Set task:
State the number of lines in these records holding "خریدار". Say nothing more.

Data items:
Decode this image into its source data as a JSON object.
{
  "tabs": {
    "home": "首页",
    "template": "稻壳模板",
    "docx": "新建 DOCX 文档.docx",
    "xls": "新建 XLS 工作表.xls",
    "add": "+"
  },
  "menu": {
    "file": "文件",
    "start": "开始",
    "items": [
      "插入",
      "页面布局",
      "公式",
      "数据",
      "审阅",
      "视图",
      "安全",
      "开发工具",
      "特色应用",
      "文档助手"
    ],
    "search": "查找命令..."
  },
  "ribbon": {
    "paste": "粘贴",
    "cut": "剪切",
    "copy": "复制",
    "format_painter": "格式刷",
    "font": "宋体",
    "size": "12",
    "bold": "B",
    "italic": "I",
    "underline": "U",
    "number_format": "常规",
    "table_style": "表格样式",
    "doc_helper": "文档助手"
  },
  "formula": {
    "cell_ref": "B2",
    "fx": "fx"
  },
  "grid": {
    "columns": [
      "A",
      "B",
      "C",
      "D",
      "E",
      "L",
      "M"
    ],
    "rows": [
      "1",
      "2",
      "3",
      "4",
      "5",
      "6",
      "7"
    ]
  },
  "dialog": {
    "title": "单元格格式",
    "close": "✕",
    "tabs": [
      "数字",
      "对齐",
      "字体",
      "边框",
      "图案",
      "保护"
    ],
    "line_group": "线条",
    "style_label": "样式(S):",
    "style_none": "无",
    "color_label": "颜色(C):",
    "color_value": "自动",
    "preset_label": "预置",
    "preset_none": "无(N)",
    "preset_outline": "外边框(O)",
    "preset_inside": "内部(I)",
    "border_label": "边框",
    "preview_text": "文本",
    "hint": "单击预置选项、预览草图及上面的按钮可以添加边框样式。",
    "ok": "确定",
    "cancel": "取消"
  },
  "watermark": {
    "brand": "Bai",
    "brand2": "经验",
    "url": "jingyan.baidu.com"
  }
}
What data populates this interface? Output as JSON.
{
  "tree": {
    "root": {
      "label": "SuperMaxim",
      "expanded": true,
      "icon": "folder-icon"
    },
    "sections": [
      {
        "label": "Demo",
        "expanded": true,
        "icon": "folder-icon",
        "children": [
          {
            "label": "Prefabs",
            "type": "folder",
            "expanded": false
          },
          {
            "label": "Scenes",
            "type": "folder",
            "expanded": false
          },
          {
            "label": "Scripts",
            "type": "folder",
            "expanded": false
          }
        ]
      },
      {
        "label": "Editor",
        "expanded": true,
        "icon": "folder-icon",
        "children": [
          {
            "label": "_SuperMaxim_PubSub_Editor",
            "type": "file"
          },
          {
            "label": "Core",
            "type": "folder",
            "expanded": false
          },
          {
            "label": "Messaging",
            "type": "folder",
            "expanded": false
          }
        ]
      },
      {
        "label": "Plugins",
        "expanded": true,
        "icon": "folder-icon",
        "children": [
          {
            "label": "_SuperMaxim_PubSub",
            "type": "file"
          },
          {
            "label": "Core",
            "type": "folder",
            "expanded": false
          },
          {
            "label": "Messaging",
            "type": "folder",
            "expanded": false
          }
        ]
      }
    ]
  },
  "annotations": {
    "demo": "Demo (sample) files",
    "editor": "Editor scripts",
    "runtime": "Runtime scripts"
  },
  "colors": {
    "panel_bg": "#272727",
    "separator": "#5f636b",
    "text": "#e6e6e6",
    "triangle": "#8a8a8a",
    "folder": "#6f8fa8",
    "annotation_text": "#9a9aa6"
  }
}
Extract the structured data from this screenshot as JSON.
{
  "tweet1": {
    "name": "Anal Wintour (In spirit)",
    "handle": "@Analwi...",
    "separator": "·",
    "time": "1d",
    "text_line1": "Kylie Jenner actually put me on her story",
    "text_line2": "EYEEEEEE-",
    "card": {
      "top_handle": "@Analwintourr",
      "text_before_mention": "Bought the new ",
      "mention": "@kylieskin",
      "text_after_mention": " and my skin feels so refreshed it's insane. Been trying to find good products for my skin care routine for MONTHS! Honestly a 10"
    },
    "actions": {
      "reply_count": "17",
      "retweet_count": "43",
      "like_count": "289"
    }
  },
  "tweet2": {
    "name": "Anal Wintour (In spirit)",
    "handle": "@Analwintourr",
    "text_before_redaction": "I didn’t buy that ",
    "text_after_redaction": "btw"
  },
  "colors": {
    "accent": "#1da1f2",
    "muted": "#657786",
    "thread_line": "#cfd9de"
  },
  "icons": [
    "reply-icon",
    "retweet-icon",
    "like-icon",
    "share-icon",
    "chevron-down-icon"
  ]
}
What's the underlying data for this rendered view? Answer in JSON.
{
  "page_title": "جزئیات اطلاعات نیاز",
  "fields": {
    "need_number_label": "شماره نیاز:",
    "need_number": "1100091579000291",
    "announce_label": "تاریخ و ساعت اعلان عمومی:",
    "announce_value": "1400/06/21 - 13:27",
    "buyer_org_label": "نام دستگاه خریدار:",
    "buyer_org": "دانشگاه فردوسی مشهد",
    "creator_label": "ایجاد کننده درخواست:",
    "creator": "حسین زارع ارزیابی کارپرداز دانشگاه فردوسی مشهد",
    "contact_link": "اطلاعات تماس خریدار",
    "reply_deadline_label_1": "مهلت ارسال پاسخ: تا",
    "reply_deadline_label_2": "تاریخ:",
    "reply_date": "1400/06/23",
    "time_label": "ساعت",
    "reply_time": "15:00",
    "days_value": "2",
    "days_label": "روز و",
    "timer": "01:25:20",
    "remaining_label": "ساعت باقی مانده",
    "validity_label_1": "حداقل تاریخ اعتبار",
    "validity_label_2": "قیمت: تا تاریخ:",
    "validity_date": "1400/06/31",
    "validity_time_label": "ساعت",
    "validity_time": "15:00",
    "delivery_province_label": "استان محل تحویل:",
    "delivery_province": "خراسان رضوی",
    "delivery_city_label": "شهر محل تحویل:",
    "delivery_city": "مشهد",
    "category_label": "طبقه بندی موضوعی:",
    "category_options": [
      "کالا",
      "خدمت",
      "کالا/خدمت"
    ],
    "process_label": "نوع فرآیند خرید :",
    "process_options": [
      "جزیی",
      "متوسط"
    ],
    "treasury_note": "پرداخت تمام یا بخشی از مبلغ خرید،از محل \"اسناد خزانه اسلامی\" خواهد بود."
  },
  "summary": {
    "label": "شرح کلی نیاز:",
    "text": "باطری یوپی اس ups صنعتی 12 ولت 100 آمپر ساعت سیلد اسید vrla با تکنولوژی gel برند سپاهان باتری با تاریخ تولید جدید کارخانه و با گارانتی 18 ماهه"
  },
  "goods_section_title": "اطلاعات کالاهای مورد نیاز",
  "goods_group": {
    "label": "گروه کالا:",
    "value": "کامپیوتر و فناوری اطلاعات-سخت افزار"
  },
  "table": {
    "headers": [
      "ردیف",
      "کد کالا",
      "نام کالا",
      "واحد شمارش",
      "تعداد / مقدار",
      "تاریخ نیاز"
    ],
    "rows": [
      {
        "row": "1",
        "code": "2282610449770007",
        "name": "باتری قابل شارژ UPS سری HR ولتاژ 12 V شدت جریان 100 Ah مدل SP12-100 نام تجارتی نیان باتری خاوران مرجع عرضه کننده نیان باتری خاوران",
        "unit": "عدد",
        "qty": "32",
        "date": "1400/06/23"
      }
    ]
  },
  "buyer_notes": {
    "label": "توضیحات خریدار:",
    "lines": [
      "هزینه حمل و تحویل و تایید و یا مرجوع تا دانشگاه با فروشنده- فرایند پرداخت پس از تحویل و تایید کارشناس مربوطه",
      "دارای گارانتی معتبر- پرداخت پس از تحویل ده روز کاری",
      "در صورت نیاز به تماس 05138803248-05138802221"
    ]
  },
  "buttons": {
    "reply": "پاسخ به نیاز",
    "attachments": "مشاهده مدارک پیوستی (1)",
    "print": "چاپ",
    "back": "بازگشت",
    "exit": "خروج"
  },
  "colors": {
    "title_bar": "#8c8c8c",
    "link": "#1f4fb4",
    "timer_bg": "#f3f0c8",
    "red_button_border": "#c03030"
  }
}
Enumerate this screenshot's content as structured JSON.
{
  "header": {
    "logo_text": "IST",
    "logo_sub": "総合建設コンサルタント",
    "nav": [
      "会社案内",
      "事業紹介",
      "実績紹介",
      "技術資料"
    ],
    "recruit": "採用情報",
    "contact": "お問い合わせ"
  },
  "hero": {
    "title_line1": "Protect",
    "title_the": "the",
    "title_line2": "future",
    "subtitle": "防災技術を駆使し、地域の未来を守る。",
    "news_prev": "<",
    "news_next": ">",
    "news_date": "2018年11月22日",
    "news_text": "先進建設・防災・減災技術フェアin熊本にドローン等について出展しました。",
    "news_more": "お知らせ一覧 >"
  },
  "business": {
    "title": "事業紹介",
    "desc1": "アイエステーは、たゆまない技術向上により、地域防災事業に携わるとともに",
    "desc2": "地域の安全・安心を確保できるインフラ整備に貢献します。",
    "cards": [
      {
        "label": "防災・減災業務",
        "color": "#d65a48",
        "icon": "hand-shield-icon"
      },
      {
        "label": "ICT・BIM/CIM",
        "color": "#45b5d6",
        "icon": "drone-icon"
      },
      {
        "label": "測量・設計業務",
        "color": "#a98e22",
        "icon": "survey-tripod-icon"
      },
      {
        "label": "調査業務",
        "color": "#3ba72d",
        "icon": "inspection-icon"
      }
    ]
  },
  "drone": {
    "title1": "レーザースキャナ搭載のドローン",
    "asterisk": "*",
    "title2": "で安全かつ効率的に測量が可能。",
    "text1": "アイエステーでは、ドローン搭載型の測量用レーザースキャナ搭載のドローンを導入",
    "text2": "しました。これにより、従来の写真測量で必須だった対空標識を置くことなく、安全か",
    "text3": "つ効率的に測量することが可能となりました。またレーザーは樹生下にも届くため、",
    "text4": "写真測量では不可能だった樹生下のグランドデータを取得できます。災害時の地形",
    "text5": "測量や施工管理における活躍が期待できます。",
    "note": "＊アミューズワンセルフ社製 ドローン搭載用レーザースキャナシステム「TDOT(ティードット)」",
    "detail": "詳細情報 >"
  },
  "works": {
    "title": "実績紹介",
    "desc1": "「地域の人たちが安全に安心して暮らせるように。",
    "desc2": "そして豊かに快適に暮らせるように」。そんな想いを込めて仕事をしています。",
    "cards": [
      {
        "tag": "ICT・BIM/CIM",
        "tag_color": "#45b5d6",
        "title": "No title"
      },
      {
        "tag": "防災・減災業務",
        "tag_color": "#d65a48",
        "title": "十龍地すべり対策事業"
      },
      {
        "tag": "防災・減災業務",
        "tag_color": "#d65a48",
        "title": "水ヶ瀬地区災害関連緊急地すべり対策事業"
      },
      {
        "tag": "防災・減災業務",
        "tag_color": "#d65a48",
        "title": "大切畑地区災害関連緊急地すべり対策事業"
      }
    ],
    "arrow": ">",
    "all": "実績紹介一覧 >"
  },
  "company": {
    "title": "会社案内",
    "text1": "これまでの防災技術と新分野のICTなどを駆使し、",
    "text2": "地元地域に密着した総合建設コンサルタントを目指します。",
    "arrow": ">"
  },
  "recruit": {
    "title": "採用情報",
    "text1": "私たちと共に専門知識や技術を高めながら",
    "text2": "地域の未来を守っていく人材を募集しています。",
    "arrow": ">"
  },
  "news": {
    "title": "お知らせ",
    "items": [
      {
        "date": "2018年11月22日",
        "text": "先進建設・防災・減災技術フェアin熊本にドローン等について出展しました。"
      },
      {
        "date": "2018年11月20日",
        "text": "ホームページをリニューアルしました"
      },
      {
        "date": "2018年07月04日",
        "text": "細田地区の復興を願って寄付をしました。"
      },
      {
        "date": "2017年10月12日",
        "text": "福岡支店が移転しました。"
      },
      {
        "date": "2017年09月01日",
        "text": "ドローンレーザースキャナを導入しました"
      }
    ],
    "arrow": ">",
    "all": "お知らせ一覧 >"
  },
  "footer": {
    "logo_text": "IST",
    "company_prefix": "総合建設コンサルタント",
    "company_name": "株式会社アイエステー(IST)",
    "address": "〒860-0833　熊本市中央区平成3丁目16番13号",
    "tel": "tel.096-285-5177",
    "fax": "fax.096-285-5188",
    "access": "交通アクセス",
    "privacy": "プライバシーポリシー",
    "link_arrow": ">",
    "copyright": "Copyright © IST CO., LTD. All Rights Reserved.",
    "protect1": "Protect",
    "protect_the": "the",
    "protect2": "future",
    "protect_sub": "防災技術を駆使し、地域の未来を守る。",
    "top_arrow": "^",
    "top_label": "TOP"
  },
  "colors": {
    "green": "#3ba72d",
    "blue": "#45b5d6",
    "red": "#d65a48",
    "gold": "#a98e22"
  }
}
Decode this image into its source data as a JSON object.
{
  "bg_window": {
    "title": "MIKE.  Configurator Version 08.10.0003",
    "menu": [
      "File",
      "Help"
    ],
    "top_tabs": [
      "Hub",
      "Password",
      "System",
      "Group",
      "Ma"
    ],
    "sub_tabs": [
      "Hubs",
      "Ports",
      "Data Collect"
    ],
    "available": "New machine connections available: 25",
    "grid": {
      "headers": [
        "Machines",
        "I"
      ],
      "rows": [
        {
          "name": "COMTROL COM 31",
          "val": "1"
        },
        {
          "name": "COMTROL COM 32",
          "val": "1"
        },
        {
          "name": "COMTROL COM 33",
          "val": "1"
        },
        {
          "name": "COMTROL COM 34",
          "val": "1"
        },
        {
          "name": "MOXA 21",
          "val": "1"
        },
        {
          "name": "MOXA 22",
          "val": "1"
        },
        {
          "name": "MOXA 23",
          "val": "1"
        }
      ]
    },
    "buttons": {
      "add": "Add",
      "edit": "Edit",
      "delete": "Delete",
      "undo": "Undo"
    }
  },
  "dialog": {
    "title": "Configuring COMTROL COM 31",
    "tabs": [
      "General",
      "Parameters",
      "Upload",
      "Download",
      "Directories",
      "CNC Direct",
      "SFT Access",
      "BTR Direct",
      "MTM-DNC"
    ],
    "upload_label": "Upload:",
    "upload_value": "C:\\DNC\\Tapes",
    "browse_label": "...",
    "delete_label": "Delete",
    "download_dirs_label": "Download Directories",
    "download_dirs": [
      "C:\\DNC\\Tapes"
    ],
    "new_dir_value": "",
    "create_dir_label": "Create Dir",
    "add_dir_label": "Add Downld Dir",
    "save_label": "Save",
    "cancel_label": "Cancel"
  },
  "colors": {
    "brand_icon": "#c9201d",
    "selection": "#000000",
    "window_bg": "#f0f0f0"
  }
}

Solution for this exercise:
3